● **Short task**:
Format the data below as a numbered list, leaving out any blank lines.

● **Listed entries**:
+ + +

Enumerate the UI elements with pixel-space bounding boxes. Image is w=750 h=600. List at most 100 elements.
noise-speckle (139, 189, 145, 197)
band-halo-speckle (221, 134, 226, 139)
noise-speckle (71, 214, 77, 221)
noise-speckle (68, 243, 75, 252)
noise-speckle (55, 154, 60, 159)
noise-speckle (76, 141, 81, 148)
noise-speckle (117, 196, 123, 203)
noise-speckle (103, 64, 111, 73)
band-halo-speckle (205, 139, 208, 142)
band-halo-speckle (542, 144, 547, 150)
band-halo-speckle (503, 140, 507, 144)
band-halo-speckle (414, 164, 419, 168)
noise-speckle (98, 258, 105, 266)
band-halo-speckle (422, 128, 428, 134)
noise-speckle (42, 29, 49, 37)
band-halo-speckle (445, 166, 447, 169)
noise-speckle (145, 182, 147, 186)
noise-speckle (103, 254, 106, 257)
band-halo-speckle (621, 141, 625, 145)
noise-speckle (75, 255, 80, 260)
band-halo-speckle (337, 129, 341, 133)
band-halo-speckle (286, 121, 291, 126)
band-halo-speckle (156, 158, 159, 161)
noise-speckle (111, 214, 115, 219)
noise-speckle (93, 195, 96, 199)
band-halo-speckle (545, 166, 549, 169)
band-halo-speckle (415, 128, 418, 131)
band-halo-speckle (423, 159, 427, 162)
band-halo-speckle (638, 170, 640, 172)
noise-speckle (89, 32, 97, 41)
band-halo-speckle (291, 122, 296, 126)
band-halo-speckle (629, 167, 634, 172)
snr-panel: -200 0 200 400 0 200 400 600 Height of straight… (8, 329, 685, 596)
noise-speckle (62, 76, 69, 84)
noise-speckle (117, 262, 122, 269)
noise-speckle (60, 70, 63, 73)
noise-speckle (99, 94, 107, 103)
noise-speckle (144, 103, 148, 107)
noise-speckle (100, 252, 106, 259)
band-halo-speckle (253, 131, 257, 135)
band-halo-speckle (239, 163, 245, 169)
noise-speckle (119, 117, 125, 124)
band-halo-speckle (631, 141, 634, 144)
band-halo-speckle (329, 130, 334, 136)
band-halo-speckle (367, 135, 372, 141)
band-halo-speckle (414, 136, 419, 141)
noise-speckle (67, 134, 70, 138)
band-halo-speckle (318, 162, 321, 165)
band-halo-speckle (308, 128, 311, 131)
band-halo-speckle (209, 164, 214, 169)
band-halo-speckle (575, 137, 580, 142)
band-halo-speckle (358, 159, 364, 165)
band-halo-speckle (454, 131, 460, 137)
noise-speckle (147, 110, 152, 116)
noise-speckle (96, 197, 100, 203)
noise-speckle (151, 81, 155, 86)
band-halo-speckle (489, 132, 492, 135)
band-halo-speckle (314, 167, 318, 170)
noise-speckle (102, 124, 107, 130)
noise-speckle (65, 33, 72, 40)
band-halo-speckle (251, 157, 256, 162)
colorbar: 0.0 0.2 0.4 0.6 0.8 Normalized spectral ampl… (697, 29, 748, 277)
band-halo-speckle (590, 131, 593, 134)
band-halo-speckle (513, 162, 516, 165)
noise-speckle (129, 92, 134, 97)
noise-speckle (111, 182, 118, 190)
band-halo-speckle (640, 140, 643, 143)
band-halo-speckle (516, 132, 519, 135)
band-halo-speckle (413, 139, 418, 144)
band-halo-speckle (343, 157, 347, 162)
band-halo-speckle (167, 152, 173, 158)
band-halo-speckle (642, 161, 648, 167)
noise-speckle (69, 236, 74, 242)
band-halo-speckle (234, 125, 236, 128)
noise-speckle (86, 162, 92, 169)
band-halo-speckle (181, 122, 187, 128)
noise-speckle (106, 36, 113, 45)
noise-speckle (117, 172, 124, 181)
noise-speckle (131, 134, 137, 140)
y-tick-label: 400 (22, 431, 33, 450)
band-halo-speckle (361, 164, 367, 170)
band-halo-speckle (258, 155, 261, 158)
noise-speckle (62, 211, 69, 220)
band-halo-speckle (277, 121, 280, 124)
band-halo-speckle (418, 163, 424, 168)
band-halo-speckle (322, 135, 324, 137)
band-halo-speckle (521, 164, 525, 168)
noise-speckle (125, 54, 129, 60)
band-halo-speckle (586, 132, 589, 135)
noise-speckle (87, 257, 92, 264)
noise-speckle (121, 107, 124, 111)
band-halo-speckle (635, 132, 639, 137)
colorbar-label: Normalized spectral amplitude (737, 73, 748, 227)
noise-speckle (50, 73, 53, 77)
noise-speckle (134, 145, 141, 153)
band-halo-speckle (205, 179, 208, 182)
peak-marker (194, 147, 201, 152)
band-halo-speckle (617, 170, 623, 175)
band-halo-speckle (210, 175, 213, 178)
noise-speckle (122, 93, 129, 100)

+ + +

● **Response to this exercise**:
1. Enumerate the UI elements with pixel-space bounding boxes. Image is w=750 h=600. List at most 100 elements.
2. noise-speckle (139, 189, 145, 197)
3. band-halo-speckle (221, 134, 226, 139)
4. noise-speckle (71, 214, 77, 221)
5. noise-speckle (68, 243, 75, 252)
6. noise-speckle (55, 154, 60, 159)
7. noise-speckle (76, 141, 81, 148)
8. noise-speckle (117, 196, 123, 203)
9. noise-speckle (103, 64, 111, 73)
10. band-halo-speckle (205, 139, 208, 142)
11. band-halo-speckle (542, 144, 547, 150)
12. band-halo-speckle (503, 140, 507, 144)
13. band-halo-speckle (414, 164, 419, 168)
14. noise-speckle (98, 258, 105, 266)
15. band-halo-speckle (422, 128, 428, 134)
16. noise-speckle (42, 29, 49, 37)
17. band-halo-speckle (445, 166, 447, 169)
18. noise-speckle (145, 182, 147, 186)
19. noise-speckle (103, 254, 106, 257)
20. band-halo-speckle (621, 141, 625, 145)
21. noise-speckle (75, 255, 80, 260)
22. band-halo-speckle (337, 129, 341, 133)
23. band-halo-speckle (286, 121, 291, 126)
24. band-halo-speckle (156, 158, 159, 161)
25. noise-speckle (111, 214, 115, 219)
26. noise-speckle (93, 195, 96, 199)
27. band-halo-speckle (545, 166, 549, 169)
28. band-halo-speckle (415, 128, 418, 131)
29. band-halo-speckle (423, 159, 427, 162)
30. band-halo-speckle (638, 170, 640, 172)
31. noise-speckle (89, 32, 97, 41)
32. band-halo-speckle (291, 122, 296, 126)
33. band-halo-speckle (629, 167, 634, 172)
34. snr-panel: -200 0 200 400 0 200 400 600 Height of straight… (8, 329, 685, 596)
35. noise-speckle (62, 76, 69, 84)
36. noise-speckle (117, 262, 122, 269)
37. noise-speckle (60, 70, 63, 73)
38. noise-speckle (99, 94, 107, 103)
39. noise-speckle (144, 103, 148, 107)
40. noise-speckle (100, 252, 106, 259)
41. band-halo-speckle (253, 131, 257, 135)
42. band-halo-speckle (239, 163, 245, 169)
43. noise-speckle (119, 117, 125, 124)
44. band-halo-speckle (631, 141, 634, 144)
45. band-halo-speckle (329, 130, 334, 136)
46. band-halo-speckle (367, 135, 372, 141)
47. band-halo-speckle (414, 136, 419, 141)
48. noise-speckle (67, 134, 70, 138)
49. band-halo-speckle (318, 162, 321, 165)
50. band-halo-speckle (308, 128, 311, 131)
51. band-halo-speckle (209, 164, 214, 169)
52. band-halo-speckle (575, 137, 580, 142)
53. band-halo-speckle (358, 159, 364, 165)
54. band-halo-speckle (454, 131, 460, 137)
55. noise-speckle (147, 110, 152, 116)
56. noise-speckle (96, 197, 100, 203)
57. noise-speckle (151, 81, 155, 86)
58. band-halo-speckle (489, 132, 492, 135)
59. band-halo-speckle (314, 167, 318, 170)
60. noise-speckle (102, 124, 107, 130)
61. noise-speckle (65, 33, 72, 40)
62. band-halo-speckle (251, 157, 256, 162)
63. colorbar: 0.0 0.2 0.4 0.6 0.8 Normalized spectral ampl… (697, 29, 748, 277)
64. band-halo-speckle (590, 131, 593, 134)
65. band-halo-speckle (513, 162, 516, 165)
66. noise-speckle (129, 92, 134, 97)
67. noise-speckle (111, 182, 118, 190)
68. band-halo-speckle (640, 140, 643, 143)
69. band-halo-speckle (516, 132, 519, 135)
70. band-halo-speckle (413, 139, 418, 144)
71. band-halo-speckle (343, 157, 347, 162)
72. band-halo-speckle (167, 152, 173, 158)
73. band-halo-speckle (642, 161, 648, 167)
74. noise-speckle (69, 236, 74, 242)
75. band-halo-speckle (234, 125, 236, 128)
76. noise-speckle (86, 162, 92, 169)
77. band-halo-speckle (181, 122, 187, 128)
78. noise-speckle (106, 36, 113, 45)
79. noise-speckle (117, 172, 124, 181)
80. noise-speckle (131, 134, 137, 140)
81. y-tick-label: 400 (22, 431, 33, 450)
82. band-halo-speckle (361, 164, 367, 170)
83. band-halo-speckle (258, 155, 261, 158)
84. noise-speckle (62, 211, 69, 220)
85. band-halo-speckle (277, 121, 280, 124)
86. band-halo-speckle (418, 163, 424, 168)
87. band-halo-speckle (322, 135, 324, 137)
88. band-halo-speckle (521, 164, 525, 168)
89. noise-speckle (125, 54, 129, 60)
90. band-halo-speckle (586, 132, 589, 135)
91. noise-speckle (87, 257, 92, 264)
92. noise-speckle (121, 107, 124, 111)
93. band-halo-speckle (635, 132, 639, 137)
94. colorbar-label: Normalized spectral amplitude (737, 73, 748, 227)
95. noise-speckle (50, 73, 53, 77)
96. noise-speckle (134, 145, 141, 153)
97. band-halo-speckle (205, 179, 208, 182)
98. peak-marker (194, 147, 201, 152)
99. band-halo-speckle (617, 170, 623, 175)
100. band-halo-speckle (210, 175, 213, 178)
101. noise-speckle (122, 93, 129, 100)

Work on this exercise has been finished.